* The task
Below is a block of records; reproduce all of them exactly and leave out any pictures.

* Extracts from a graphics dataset
• • •

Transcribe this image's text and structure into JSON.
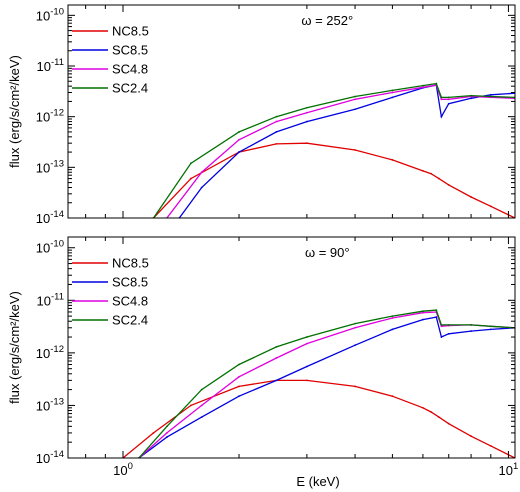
{
  "chart_data": [
    {
      "type": "line",
      "panel": "top",
      "annotation": "ω = 252°",
      "xlabel": "",
      "ylabel": "flux (erg/s/cm²/keV)",
      "xscale": "log",
      "yscale": "log",
      "xlim": [
        0.72,
        10.4
      ],
      "ylim": [
        1e-14,
        1.6e-10
      ],
      "x_ticks": [],
      "y_ticks": [
        {
          "value": 1e-10,
          "label": "10^-10"
        },
        {
          "value": 1e-11,
          "label": "10^-11"
        },
        {
          "value": 1e-12,
          "label": "10^-12"
        },
        {
          "value": 1e-13,
          "label": "10^-13"
        },
        {
          "value": 1e-14,
          "label": "10^-14"
        }
      ],
      "legend": "top-left",
      "series": [
        {
          "name": "NC8.5",
          "color": "#e00000",
          "x": [
            1.2,
            1.5,
            2.0,
            2.5,
            3.0,
            4.0,
            5.0,
            6.0,
            6.3,
            6.6,
            7.0,
            8.0,
            9.0,
            10.4
          ],
          "y": [
            1e-14,
            6e-14,
            2e-13,
            2.9e-13,
            3e-13,
            2.2e-13,
            1.4e-13,
            8.5e-14,
            7.5e-14,
            6e-14,
            4.5e-14,
            2.6e-14,
            1.7e-14,
            1e-14
          ]
        },
        {
          "name": "SC8.5",
          "color": "#0000e0",
          "x": [
            1.4,
            1.6,
            2.0,
            2.5,
            3.0,
            4.0,
            5.0,
            6.0,
            6.5,
            6.7,
            7.0,
            8.0,
            9.0,
            10.4
          ],
          "y": [
            1e-14,
            4e-14,
            2e-13,
            5e-13,
            8e-13,
            1.4e-12,
            2.4e-12,
            3.7e-12,
            4.2e-12,
            1e-12,
            1.8e-12,
            2.3e-12,
            2.7e-12,
            2.9e-12
          ]
        },
        {
          "name": "SC4.8",
          "color": "#e000e0",
          "x": [
            1.3,
            1.6,
            2.0,
            2.5,
            3.0,
            4.0,
            5.0,
            6.0,
            6.5,
            6.7,
            7.0,
            8.0,
            9.0,
            10.4
          ],
          "y": [
            1e-14,
            8e-14,
            3.5e-13,
            8e-13,
            1.2e-12,
            2.2e-12,
            3e-12,
            3.8e-12,
            4.2e-12,
            2.2e-12,
            2.2e-12,
            2.5e-12,
            2.4e-12,
            2.3e-12
          ]
        },
        {
          "name": "SC2.4",
          "color": "#007000",
          "x": [
            1.2,
            1.5,
            2.0,
            2.5,
            3.0,
            4.0,
            5.0,
            6.0,
            6.5,
            6.7,
            7.0,
            8.0,
            9.0,
            10.4
          ],
          "y": [
            1e-14,
            1.2e-13,
            5e-13,
            1e-12,
            1.5e-12,
            2.5e-12,
            3.3e-12,
            4.1e-12,
            4.5e-12,
            2.4e-12,
            2.4e-12,
            2.6e-12,
            2.5e-12,
            2.4e-12
          ]
        }
      ]
    },
    {
      "type": "line",
      "panel": "bottom",
      "annotation": "ω = 90°",
      "xlabel": "E (keV)",
      "ylabel": "flux (erg/s/cm²/keV)",
      "xscale": "log",
      "yscale": "log",
      "xlim": [
        0.72,
        10.4
      ],
      "ylim": [
        1e-14,
        1.6e-10
      ],
      "x_ticks": [
        {
          "value": 1,
          "label": "10^0"
        },
        {
          "value": 10,
          "label": "10^1"
        }
      ],
      "y_ticks": [
        {
          "value": 1e-10,
          "label": "10^-10"
        },
        {
          "value": 1e-11,
          "label": "10^-11"
        },
        {
          "value": 1e-12,
          "label": "10^-12"
        },
        {
          "value": 1e-13,
          "label": "10^-13"
        },
        {
          "value": 1e-14,
          "label": "10^-14"
        }
      ],
      "legend": "top-left",
      "series": [
        {
          "name": "NC8.5",
          "color": "#e00000",
          "x": [
            1.0,
            1.2,
            1.5,
            2.0,
            2.5,
            3.0,
            4.0,
            5.0,
            6.0,
            6.3,
            6.6,
            7.0,
            8.0,
            9.0,
            10.4
          ],
          "y": [
            1e-14,
            3e-14,
            1e-13,
            2.3e-13,
            3e-13,
            3e-13,
            2.3e-13,
            1.5e-13,
            9e-14,
            7.5e-14,
            6e-14,
            4.5e-14,
            2.6e-14,
            1.7e-14,
            1e-14
          ]
        },
        {
          "name": "SC8.5",
          "color": "#0000e0",
          "x": [
            1.1,
            1.3,
            1.6,
            2.0,
            2.5,
            3.0,
            4.0,
            5.0,
            6.0,
            6.5,
            6.7,
            7.0,
            8.0,
            9.0,
            10.4
          ],
          "y": [
            1e-14,
            2.5e-14,
            6e-14,
            1.5e-13,
            3e-13,
            5.5e-13,
            1.4e-12,
            2.8e-12,
            4.3e-12,
            4.8e-12,
            2e-12,
            2.3e-12,
            2.6e-12,
            2.8e-12,
            3e-12
          ]
        },
        {
          "name": "SC4.8",
          "color": "#e000e0",
          "x": [
            1.1,
            1.3,
            1.6,
            2.0,
            2.5,
            3.0,
            4.0,
            5.0,
            6.0,
            6.5,
            6.7,
            7.0,
            8.0,
            9.0,
            10.4
          ],
          "y": [
            1e-14,
            3e-14,
            1e-13,
            3.5e-13,
            8e-13,
            1.5e-12,
            3e-12,
            4.6e-12,
            5.8e-12,
            6e-12,
            3.2e-12,
            3.3e-12,
            3.4e-12,
            3.2e-12,
            3e-12
          ]
        },
        {
          "name": "SC2.4",
          "color": "#007000",
          "x": [
            1.1,
            1.3,
            1.6,
            2.0,
            2.5,
            3.0,
            4.0,
            5.0,
            6.0,
            6.5,
            6.7,
            7.0,
            8.0,
            9.0,
            10.4
          ],
          "y": [
            1e-14,
            4e-14,
            2e-13,
            6e-13,
            1.3e-12,
            2e-12,
            3.6e-12,
            5e-12,
            6.2e-12,
            6.5e-12,
            3.4e-12,
            3.4e-12,
            3.4e-12,
            3.2e-12,
            3e-12
          ]
        }
      ]
    }
  ]
}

• • •

* Final result
Transcribe this image's text and structure into JSON.
{
  "chart_data": [
    {
      "type": "line",
      "panel": "top",
      "annotation": "ω = 252°",
      "xlabel": "",
      "ylabel": "flux (erg/s/cm²/keV)",
      "xscale": "log",
      "yscale": "log",
      "xlim": [
        0.72,
        10.4
      ],
      "ylim": [
        1e-14,
        1.6e-10
      ],
      "x_ticks": [],
      "y_ticks": [
        {
          "value": 1e-10,
          "label": "10^-10"
        },
        {
          "value": 1e-11,
          "label": "10^-11"
        },
        {
          "value": 1e-12,
          "label": "10^-12"
        },
        {
          "value": 1e-13,
          "label": "10^-13"
        },
        {
          "value": 1e-14,
          "label": "10^-14"
        }
      ],
      "legend": "top-left",
      "series": [
        {
          "name": "NC8.5",
          "color": "#e00000",
          "x": [
            1.2,
            1.5,
            2.0,
            2.5,
            3.0,
            4.0,
            5.0,
            6.0,
            6.3,
            6.6,
            7.0,
            8.0,
            9.0,
            10.4
          ],
          "y": [
            1e-14,
            6e-14,
            2e-13,
            2.9e-13,
            3e-13,
            2.2e-13,
            1.4e-13,
            8.5e-14,
            7.5e-14,
            6e-14,
            4.5e-14,
            2.6e-14,
            1.7e-14,
            1e-14
          ]
        },
        {
          "name": "SC8.5",
          "color": "#0000e0",
          "x": [
            1.4,
            1.6,
            2.0,
            2.5,
            3.0,
            4.0,
            5.0,
            6.0,
            6.5,
            6.7,
            7.0,
            8.0,
            9.0,
            10.4
          ],
          "y": [
            1e-14,
            4e-14,
            2e-13,
            5e-13,
            8e-13,
            1.4e-12,
            2.4e-12,
            3.7e-12,
            4.2e-12,
            1e-12,
            1.8e-12,
            2.3e-12,
            2.7e-12,
            2.9e-12
          ]
        },
        {
          "name": "SC4.8",
          "color": "#e000e0",
          "x": [
            1.3,
            1.6,
            2.0,
            2.5,
            3.0,
            4.0,
            5.0,
            6.0,
            6.5,
            6.7,
            7.0,
            8.0,
            9.0,
            10.4
          ],
          "y": [
            1e-14,
            8e-14,
            3.5e-13,
            8e-13,
            1.2e-12,
            2.2e-12,
            3e-12,
            3.8e-12,
            4.2e-12,
            2.2e-12,
            2.2e-12,
            2.5e-12,
            2.4e-12,
            2.3e-12
          ]
        },
        {
          "name": "SC2.4",
          "color": "#007000",
          "x": [
            1.2,
            1.5,
            2.0,
            2.5,
            3.0,
            4.0,
            5.0,
            6.0,
            6.5,
            6.7,
            7.0,
            8.0,
            9.0,
            10.4
          ],
          "y": [
            1e-14,
            1.2e-13,
            5e-13,
            1e-12,
            1.5e-12,
            2.5e-12,
            3.3e-12,
            4.1e-12,
            4.5e-12,
            2.4e-12,
            2.4e-12,
            2.6e-12,
            2.5e-12,
            2.4e-12
          ]
        }
      ]
    },
    {
      "type": "line",
      "panel": "bottom",
      "annotation": "ω = 90°",
      "xlabel": "E (keV)",
      "ylabel": "flux (erg/s/cm²/keV)",
      "xscale": "log",
      "yscale": "log",
      "xlim": [
        0.72,
        10.4
      ],
      "ylim": [
        1e-14,
        1.6e-10
      ],
      "x_ticks": [
        {
          "value": 1,
          "label": "10^0"
        },
        {
          "value": 10,
          "label": "10^1"
        }
      ],
      "y_ticks": [
        {
          "value": 1e-10,
          "label": "10^-10"
        },
        {
          "value": 1e-11,
          "label": "10^-11"
        },
        {
          "value": 1e-12,
          "label": "10^-12"
        },
        {
          "value": 1e-13,
          "label": "10^-13"
        },
        {
          "value": 1e-14,
          "label": "10^-14"
        }
      ],
      "legend": "top-left",
      "series": [
        {
          "name": "NC8.5",
          "color": "#e00000",
          "x": [
            1.0,
            1.2,
            1.5,
            2.0,
            2.5,
            3.0,
            4.0,
            5.0,
            6.0,
            6.3,
            6.6,
            7.0,
            8.0,
            9.0,
            10.4
          ],
          "y": [
            1e-14,
            3e-14,
            1e-13,
            2.3e-13,
            3e-13,
            3e-13,
            2.3e-13,
            1.5e-13,
            9e-14,
            7.5e-14,
            6e-14,
            4.5e-14,
            2.6e-14,
            1.7e-14,
            1e-14
          ]
        },
        {
          "name": "SC8.5",
          "color": "#0000e0",
          "x": [
            1.1,
            1.3,
            1.6,
            2.0,
            2.5,
            3.0,
            4.0,
            5.0,
            6.0,
            6.5,
            6.7,
            7.0,
            8.0,
            9.0,
            10.4
          ],
          "y": [
            1e-14,
            2.5e-14,
            6e-14,
            1.5e-13,
            3e-13,
            5.5e-13,
            1.4e-12,
            2.8e-12,
            4.3e-12,
            4.8e-12,
            2e-12,
            2.3e-12,
            2.6e-12,
            2.8e-12,
            3e-12
          ]
        },
        {
          "name": "SC4.8",
          "color": "#e000e0",
          "x": [
            1.1,
            1.3,
            1.6,
            2.0,
            2.5,
            3.0,
            4.0,
            5.0,
            6.0,
            6.5,
            6.7,
            7.0,
            8.0,
            9.0,
            10.4
          ],
          "y": [
            1e-14,
            3e-14,
            1e-13,
            3.5e-13,
            8e-13,
            1.5e-12,
            3e-12,
            4.6e-12,
            5.8e-12,
            6e-12,
            3.2e-12,
            3.3e-12,
            3.4e-12,
            3.2e-12,
            3e-12
          ]
        },
        {
          "name": "SC2.4",
          "color": "#007000",
          "x": [
            1.1,
            1.3,
            1.6,
            2.0,
            2.5,
            3.0,
            4.0,
            5.0,
            6.0,
            6.5,
            6.7,
            7.0,
            8.0,
            9.0,
            10.4
          ],
          "y": [
            1e-14,
            4e-14,
            2e-13,
            6e-13,
            1.3e-12,
            2e-12,
            3.6e-12,
            5e-12,
            6.2e-12,
            6.5e-12,
            3.4e-12,
            3.4e-12,
            3.4e-12,
            3.2e-12,
            3e-12
          ]
        }
      ]
    }
  ]
}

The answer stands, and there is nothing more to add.